(Excerpt from a dataset)
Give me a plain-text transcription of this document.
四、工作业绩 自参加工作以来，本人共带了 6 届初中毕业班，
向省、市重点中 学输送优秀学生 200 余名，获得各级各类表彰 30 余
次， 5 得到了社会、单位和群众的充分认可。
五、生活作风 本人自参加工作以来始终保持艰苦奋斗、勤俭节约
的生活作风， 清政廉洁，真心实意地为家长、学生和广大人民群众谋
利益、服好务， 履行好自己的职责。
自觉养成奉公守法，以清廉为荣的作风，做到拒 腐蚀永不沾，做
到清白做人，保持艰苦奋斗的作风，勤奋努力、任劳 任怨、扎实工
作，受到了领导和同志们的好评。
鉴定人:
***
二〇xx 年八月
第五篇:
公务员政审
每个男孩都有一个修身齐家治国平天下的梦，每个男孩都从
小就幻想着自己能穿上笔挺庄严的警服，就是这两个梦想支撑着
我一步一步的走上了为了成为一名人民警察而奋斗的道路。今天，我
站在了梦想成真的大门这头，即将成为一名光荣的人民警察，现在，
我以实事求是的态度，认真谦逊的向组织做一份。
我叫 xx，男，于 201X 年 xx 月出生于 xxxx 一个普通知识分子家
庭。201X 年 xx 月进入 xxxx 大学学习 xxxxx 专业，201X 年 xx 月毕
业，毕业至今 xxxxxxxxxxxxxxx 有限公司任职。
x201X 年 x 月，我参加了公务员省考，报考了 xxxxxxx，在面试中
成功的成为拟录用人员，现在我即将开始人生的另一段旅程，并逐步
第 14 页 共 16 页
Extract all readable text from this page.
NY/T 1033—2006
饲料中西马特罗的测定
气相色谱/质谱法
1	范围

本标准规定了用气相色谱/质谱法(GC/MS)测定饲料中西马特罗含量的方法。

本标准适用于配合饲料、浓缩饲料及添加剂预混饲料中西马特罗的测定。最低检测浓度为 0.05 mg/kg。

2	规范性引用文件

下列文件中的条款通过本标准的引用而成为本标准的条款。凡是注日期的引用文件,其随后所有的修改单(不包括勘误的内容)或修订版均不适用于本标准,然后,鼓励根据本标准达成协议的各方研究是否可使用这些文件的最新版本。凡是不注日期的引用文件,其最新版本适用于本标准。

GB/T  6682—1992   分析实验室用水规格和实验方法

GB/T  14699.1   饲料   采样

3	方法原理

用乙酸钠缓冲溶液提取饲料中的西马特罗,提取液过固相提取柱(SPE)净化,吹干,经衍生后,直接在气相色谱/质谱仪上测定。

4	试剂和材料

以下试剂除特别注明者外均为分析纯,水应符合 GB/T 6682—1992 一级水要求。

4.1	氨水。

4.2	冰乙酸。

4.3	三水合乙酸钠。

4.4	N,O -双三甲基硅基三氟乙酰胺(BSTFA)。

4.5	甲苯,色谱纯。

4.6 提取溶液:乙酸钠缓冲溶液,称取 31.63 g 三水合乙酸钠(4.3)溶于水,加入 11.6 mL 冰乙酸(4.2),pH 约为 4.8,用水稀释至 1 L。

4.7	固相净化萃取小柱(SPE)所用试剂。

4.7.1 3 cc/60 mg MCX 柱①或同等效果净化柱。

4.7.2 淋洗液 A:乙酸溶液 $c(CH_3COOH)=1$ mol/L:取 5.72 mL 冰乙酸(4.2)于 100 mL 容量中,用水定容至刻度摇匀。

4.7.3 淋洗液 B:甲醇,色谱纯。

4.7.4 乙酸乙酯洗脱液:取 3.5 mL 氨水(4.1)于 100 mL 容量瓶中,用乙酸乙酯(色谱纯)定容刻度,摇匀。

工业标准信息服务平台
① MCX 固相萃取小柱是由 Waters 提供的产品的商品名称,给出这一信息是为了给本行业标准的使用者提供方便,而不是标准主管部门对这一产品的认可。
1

WHAT YOU SHOULD DO
Extract each line holding the word "text" from the records.

THE ANSWER
Give me a plain-text transcription of this document.
Extract all readable text from this page.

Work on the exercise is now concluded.